**EXERCISE TASK:** Lay out the lines as a numbered list, leaving out any blank lines, starting at the line that contains "table-cell[interactable]: 500 bbox=[637, 469, 702, 491]" and ending at the line that contains "source-item[interactable]: а bbox=[0, 226, 7, 239]".

* * * * * * * * *

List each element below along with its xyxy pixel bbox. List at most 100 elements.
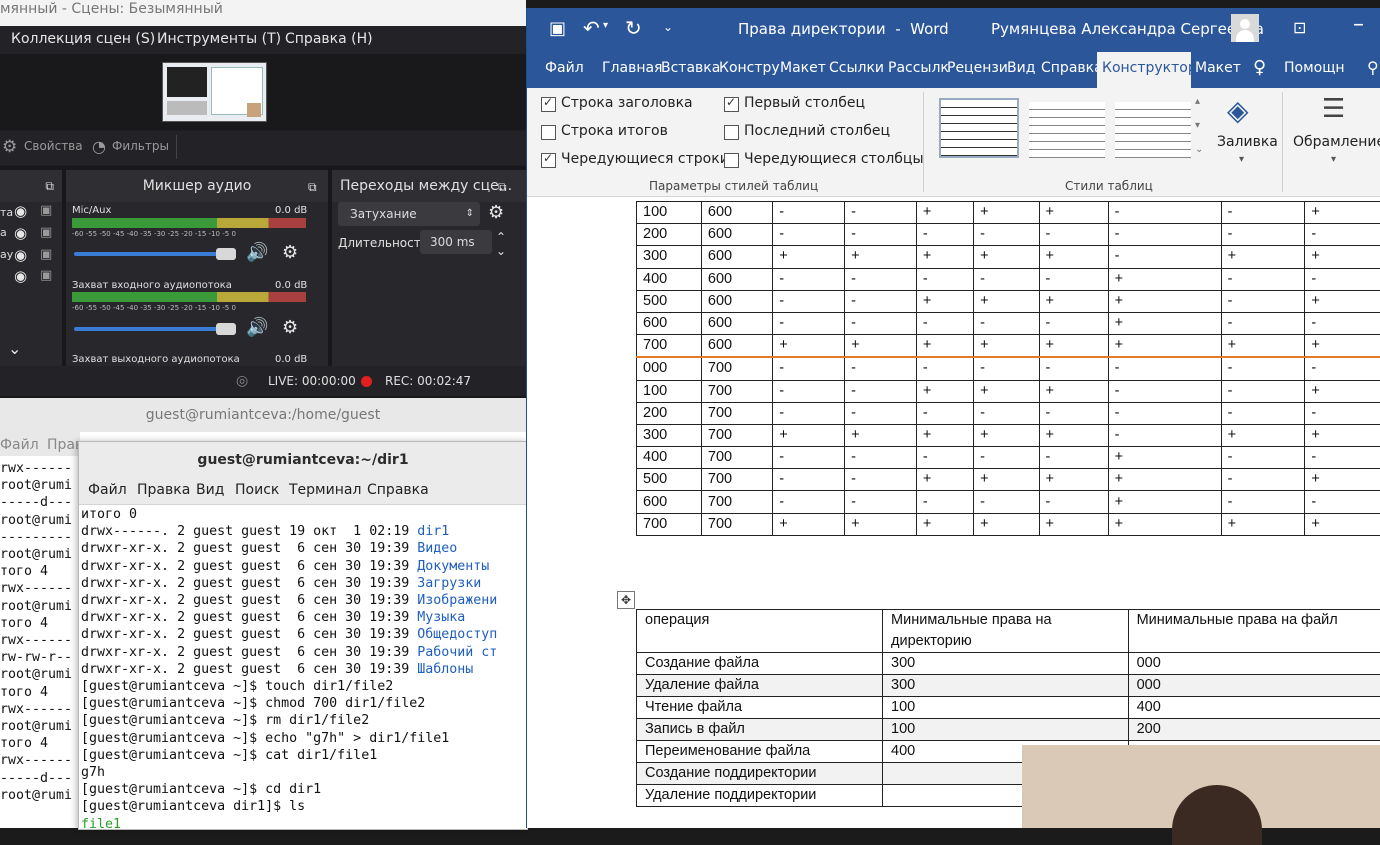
table-cell[interactable]: 500 bbox=[637, 469, 702, 491]
paint-bucket-icon[interactable]: ◈ bbox=[1227, 94, 1249, 127]
checkbox-banded-columns[interactable] bbox=[724, 153, 739, 168]
tab-review[interactable]: Рецензи bbox=[947, 60, 1008, 76]
tab-layout[interactable]: Макет bbox=[780, 60, 826, 76]
eye-icon[interactable]: ◉ bbox=[14, 246, 27, 264]
table-cell[interactable]: + bbox=[845, 424, 917, 446]
chevron-down-icon[interactable]: ⌄ bbox=[8, 340, 21, 358]
tab-insert[interactable]: Вставка bbox=[661, 60, 720, 76]
table-cell[interactable]: Удаление поддиректории bbox=[637, 785, 883, 807]
table-cell[interactable]: 700 bbox=[701, 424, 772, 446]
table-cell[interactable]: - bbox=[1221, 202, 1305, 224]
table-cell[interactable]: 600 bbox=[701, 268, 772, 290]
table-cell[interactable]: + bbox=[1108, 513, 1221, 535]
table-cell[interactable]: 200 bbox=[637, 402, 702, 424]
table-cell[interactable]: 700 bbox=[701, 491, 772, 513]
table-cell[interactable]: + bbox=[916, 469, 973, 491]
table-cell[interactable]: + bbox=[1039, 469, 1108, 491]
menu-help[interactable]: Справка bbox=[367, 482, 429, 498]
table-cell[interactable]: - bbox=[974, 357, 1039, 380]
table-cell[interactable]: - bbox=[916, 224, 973, 246]
eye-icon[interactable]: ◉ bbox=[14, 224, 27, 242]
table-cell[interactable]: - bbox=[1221, 491, 1305, 513]
menu-tools[interactable]: Инструменты (T) bbox=[157, 31, 281, 47]
source-item[interactable]: а bbox=[0, 226, 7, 239]
table-cell[interactable]: - bbox=[974, 402, 1039, 424]
lock-icon[interactable]: ▣ bbox=[40, 202, 52, 220]
chevron-down-icon[interactable]: ⌄ bbox=[496, 242, 506, 260]
table-cell[interactable]: - bbox=[1305, 447, 1380, 469]
terminal-output[interactable]: итого 0drwx------. 2 guest guest 19 окт … bbox=[81, 506, 527, 828]
table-cell[interactable]: - bbox=[773, 202, 845, 224]
table-cell[interactable]: 700 bbox=[701, 469, 772, 491]
lock-icon[interactable]: ▣ bbox=[40, 267, 52, 285]
gear-icon[interactable]: ⚙ bbox=[488, 204, 504, 222]
table-cell[interactable]: - bbox=[1039, 357, 1108, 380]
table-cell[interactable]: + bbox=[773, 513, 845, 535]
tab-mailings[interactable]: Рассылк bbox=[888, 60, 949, 76]
table-cell[interactable]: - bbox=[773, 402, 845, 424]
table-cell[interactable]: 600 bbox=[701, 290, 772, 312]
table-cell[interactable]: + bbox=[845, 335, 917, 358]
checkbox-last-column[interactable] bbox=[724, 125, 739, 140]
table-cell[interactable]: - bbox=[974, 447, 1039, 469]
chevron-up-icon[interactable]: ▴ bbox=[1195, 96, 1200, 107]
table-cell[interactable]: - bbox=[773, 491, 845, 513]
table-cell[interactable]: 500 bbox=[637, 290, 702, 312]
table-cell[interactable]: + bbox=[845, 246, 917, 268]
volume-slider[interactable] bbox=[74, 252, 234, 256]
menu-file[interactable]: Файл bbox=[0, 437, 39, 453]
table-cell[interactable]: 700 bbox=[701, 447, 772, 469]
table-style-grid[interactable] bbox=[939, 98, 1019, 158]
table-cell[interactable]: + bbox=[1305, 513, 1380, 535]
table-cell[interactable]: - bbox=[1108, 402, 1221, 424]
menu-terminal[interactable]: Терминал bbox=[289, 482, 361, 498]
menu-file[interactable]: Файл bbox=[88, 482, 127, 498]
table-cell[interactable]: + bbox=[974, 469, 1039, 491]
table-cell[interactable]: - bbox=[1221, 402, 1305, 424]
table-cell[interactable]: 300 bbox=[637, 424, 702, 446]
table-cell[interactable]: + bbox=[916, 380, 973, 402]
table-cell[interactable]: - bbox=[1108, 202, 1221, 224]
table-cell[interactable]: + bbox=[1108, 312, 1221, 334]
table-cell[interactable]: + bbox=[1039, 246, 1108, 268]
tab-view[interactable]: Вид bbox=[1007, 60, 1035, 76]
table-cell[interactable]: + bbox=[1108, 268, 1221, 290]
table-cell[interactable]: - bbox=[773, 469, 845, 491]
table-cell[interactable]: + bbox=[1305, 424, 1380, 446]
table-cell[interactable]: - bbox=[845, 380, 917, 402]
table-cell[interactable]: + bbox=[773, 246, 845, 268]
table-cell[interactable]: 600 bbox=[701, 312, 772, 334]
table-cell[interactable]: 300 bbox=[637, 246, 702, 268]
table-header-cell[interactable]: операция bbox=[637, 610, 883, 653]
table-cell[interactable]: + bbox=[916, 290, 973, 312]
source-item[interactable]: ау bbox=[0, 248, 13, 261]
lightbulb-icon[interactable]: ♀ bbox=[1253, 57, 1266, 78]
tab-home[interactable]: Главная bbox=[602, 60, 662, 76]
checkbox-total-row[interactable] bbox=[541, 125, 556, 140]
table-cell[interactable]: - bbox=[974, 491, 1039, 513]
table-style-plain-1[interactable] bbox=[1029, 102, 1105, 158]
table-cell[interactable]: + bbox=[1039, 513, 1108, 535]
table-cell[interactable]: 200 bbox=[637, 224, 702, 246]
table-cell[interactable]: + bbox=[1108, 290, 1221, 312]
table-cell[interactable]: 400 bbox=[637, 447, 702, 469]
table-cell[interactable]: - bbox=[1039, 312, 1108, 334]
table-cell[interactable]: Создание поддиректории bbox=[637, 763, 883, 785]
table-cell[interactable]: 200 bbox=[1128, 719, 1380, 741]
table-cell[interactable]: 700 bbox=[701, 513, 772, 535]
save-icon[interactable]: ▣ bbox=[549, 18, 566, 39]
table-cell[interactable]: 700 bbox=[701, 357, 772, 380]
table-cell[interactable]: - bbox=[1305, 357, 1380, 380]
chevron-down-icon[interactable]: ▾ bbox=[1331, 154, 1336, 165]
table-cell[interactable]: + bbox=[1221, 513, 1305, 535]
table-cell[interactable]: - bbox=[773, 268, 845, 290]
table-cell[interactable]: + bbox=[1039, 380, 1108, 402]
table-cell[interactable]: 400 bbox=[637, 268, 702, 290]
permissions-table[interactable]: 100600--+++--+200600--------300600+++++-… bbox=[636, 201, 1380, 536]
table-cell[interactable]: - bbox=[916, 447, 973, 469]
table-cell[interactable]: - bbox=[1221, 268, 1305, 290]
table-cell[interactable]: 600 bbox=[701, 246, 772, 268]
table-cell[interactable]: 100 bbox=[883, 719, 1129, 741]
table-cell[interactable]: - bbox=[1039, 491, 1108, 513]
table-move-handle-icon[interactable]: ✥ bbox=[617, 591, 635, 609]
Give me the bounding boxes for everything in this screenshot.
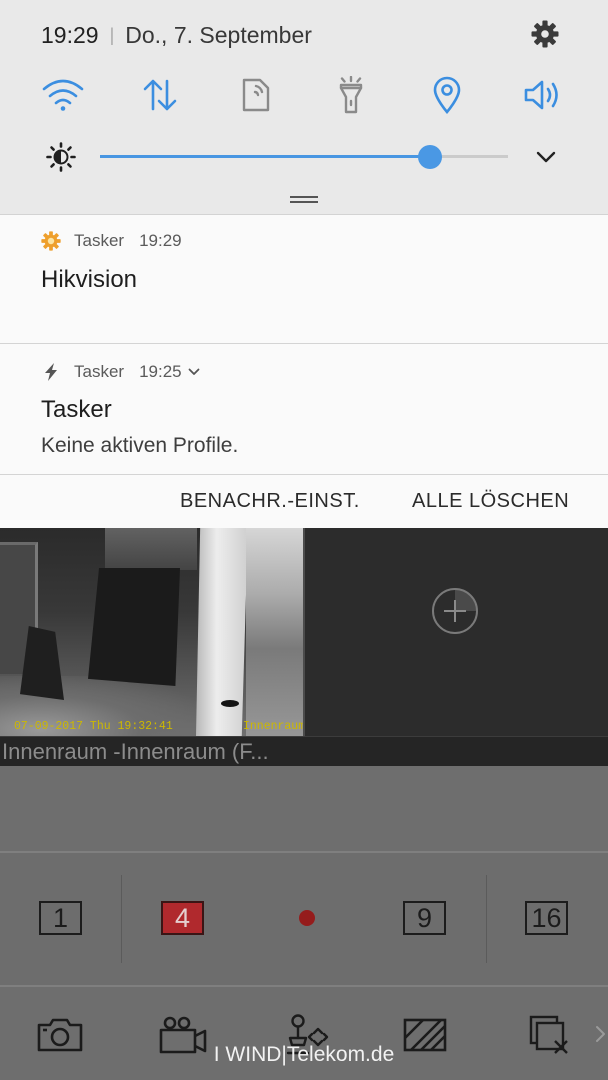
clock: 19:29 [41, 22, 99, 48]
notification-time: 19:29 [139, 231, 182, 250]
layout-1-button[interactable]: 1 [39, 901, 82, 935]
mobile-data-toggle[interactable] [132, 67, 188, 123]
sound-icon [524, 80, 558, 110]
settings-button[interactable] [531, 20, 559, 48]
notification-app-icon [41, 362, 61, 382]
notification-actions: BENACHR.-EINST. ALLE LÖSCHEN [0, 475, 608, 528]
notification-title: Hikvision [41, 266, 138, 293]
lightning-icon [45, 363, 57, 381]
scene-wall [246, 528, 303, 736]
brightness-fill [100, 155, 431, 158]
panel-drag-handle[interactable] [290, 196, 318, 205]
camera-label: Innenraum -Innenraum (F... [2, 739, 269, 764]
notification-app-icon [41, 231, 61, 251]
notification-time: 19:25 [139, 362, 182, 381]
notification-tasker[interactable]: Tasker 19:25 Tasker Keine aktiven Profil… [0, 344, 608, 474]
notification-app-name: Tasker [74, 362, 125, 381]
scene-pet [221, 700, 239, 707]
clear-all-button[interactable]: ALLE LÖSCHEN [412, 488, 569, 514]
toolbar-more-button[interactable] [594, 1024, 606, 1044]
layout-4-button[interactable]: 4 [161, 901, 204, 935]
add-camera-icon [432, 588, 478, 634]
cell-separator [303, 528, 305, 766]
date[interactable]: Do., 7. September [125, 22, 312, 48]
osd-datetime: 07-09-2017 Thu 19:32:41 [14, 720, 173, 733]
expand-panel-button[interactable] [535, 149, 557, 165]
add-camera-button[interactable] [431, 587, 479, 635]
layout-16-button[interactable]: 16 [525, 901, 568, 935]
chevron-down-icon [536, 151, 556, 163]
layout-9-button[interactable]: 9 [403, 901, 446, 935]
tasker-gear-icon [41, 231, 61, 251]
location-toggle[interactable] [419, 67, 475, 123]
flashlight-toggle[interactable] [323, 67, 379, 123]
notification-settings-button[interactable]: BENACHR.-EINST. [180, 488, 360, 514]
empty-camera-cell[interactable] [305, 528, 608, 736]
brightness-auto-button[interactable] [46, 142, 76, 172]
osd-camera-name: Innenraum [243, 720, 303, 733]
notification-header: Tasker 19:25 [74, 361, 200, 383]
smart-view-icon [242, 78, 270, 112]
chevron-right-icon [596, 1026, 605, 1042]
camera-label-row: Innenraum -Innenraum (F... [0, 736, 608, 766]
notification-hikvision[interactable]: Tasker 19:29 Hikvision [0, 215, 608, 343]
layout-selector: 1 4 9 16 [0, 851, 608, 987]
clock-date-row: 19:29 | Do., 7. September [41, 20, 312, 50]
gear-icon [531, 20, 559, 48]
mobile-data-icon [143, 79, 177, 111]
notification-text: Keine aktiven Profile. [41, 434, 239, 457]
smart-view-toggle[interactable] [228, 67, 284, 123]
chevron-down-icon[interactable] [188, 368, 200, 376]
layout-separator [121, 875, 122, 963]
flashlight-icon [339, 76, 363, 114]
date-separator: | [109, 25, 115, 45]
camera-feed-innenraum[interactable]: 07-09-2017 Thu 19:32:41 Innenraum [0, 528, 303, 736]
wifi-icon [42, 79, 84, 111]
wifi-toggle[interactable] [35, 67, 91, 123]
page-indicator-dot [299, 910, 315, 926]
scene-shelf [105, 528, 197, 570]
brightness-icon [46, 142, 76, 172]
notification-header: Tasker 19:29 [74, 230, 182, 252]
scene-table [88, 568, 180, 686]
notification-title: Tasker [41, 396, 112, 423]
brightness-slider[interactable] [100, 144, 508, 169]
quick-settings-panel: 19:29 | Do., 7. September [0, 0, 608, 215]
layout-separator [486, 875, 487, 963]
sound-toggle[interactable] [515, 67, 571, 123]
location-icon [433, 76, 461, 114]
carrier-label: I WIND|Telekom.de [213, 1043, 395, 1066]
notification-app-name: Tasker [74, 231, 125, 250]
brightness-thumb[interactable] [418, 144, 443, 169]
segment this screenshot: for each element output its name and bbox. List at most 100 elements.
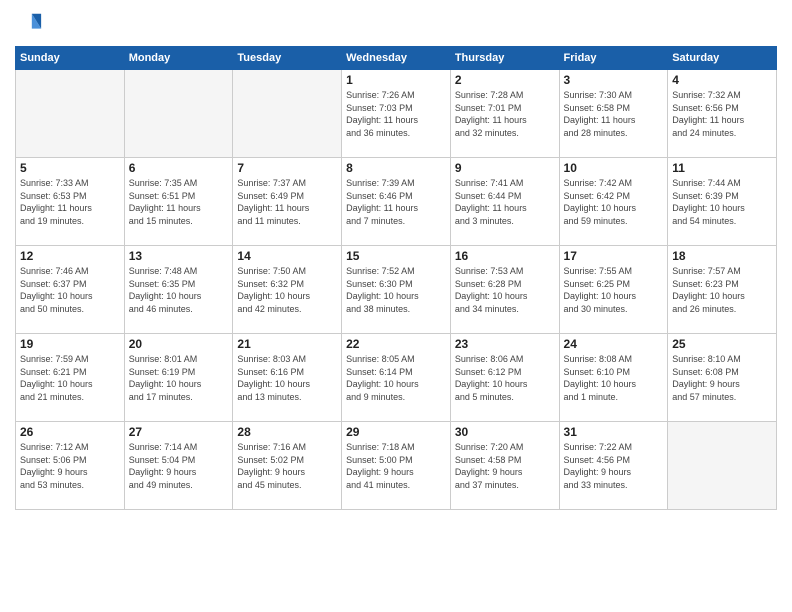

* * * * * * * * *

**SOLUTION BELOW:**
1. table-cell[interactable]: 500 bbox=[637, 469, 702, 491]
2. paint-bucket-icon[interactable]: ◈ bbox=[1227, 94, 1249, 127]
3. checkbox-banded-columns[interactable] bbox=[724, 153, 739, 168]
4. tab-review[interactable]: Рецензи bbox=[947, 60, 1008, 76]
5. tab-layout[interactable]: Макет bbox=[780, 60, 826, 76]
6. eye-icon[interactable]: ◉ bbox=[14, 246, 27, 264]
7. table-cell[interactable]: + bbox=[845, 424, 917, 446]
8. chevron-down-icon[interactable]: ⌄ bbox=[8, 340, 21, 358]
9. tab-insert[interactable]: Вставка bbox=[661, 60, 720, 76]
10. table-cell[interactable]: Удаление поддиректории bbox=[637, 785, 883, 807]
11. table-cell[interactable]: 700 bbox=[701, 424, 772, 446]
12. table-cell[interactable]: - bbox=[1221, 202, 1305, 224]
13. table-cell[interactable]: 600 bbox=[701, 268, 772, 290]
14. table-cell[interactable]: + bbox=[1108, 513, 1221, 535]
15. table-cell[interactable]: 200 bbox=[637, 402, 702, 424]
16. table-cell[interactable]: 700 bbox=[701, 491, 772, 513]
17. table-cell[interactable]: + bbox=[916, 469, 973, 491]
18. table-cell[interactable]: + bbox=[1039, 469, 1108, 491]
19. menu-help[interactable]: Справка bbox=[367, 482, 429, 498]
20. table-cell[interactable]: - bbox=[974, 357, 1039, 380]
21. table-cell[interactable]: - bbox=[916, 224, 973, 246]
22. eye-icon[interactable]: ◉ bbox=[14, 224, 27, 242]
23. table-cell[interactable]: - bbox=[1221, 491, 1305, 513]
24. menu-tools[interactable]: Инструменты (T) bbox=[157, 31, 281, 47]
25. source-item[interactable]: а bbox=[0, 226, 7, 239]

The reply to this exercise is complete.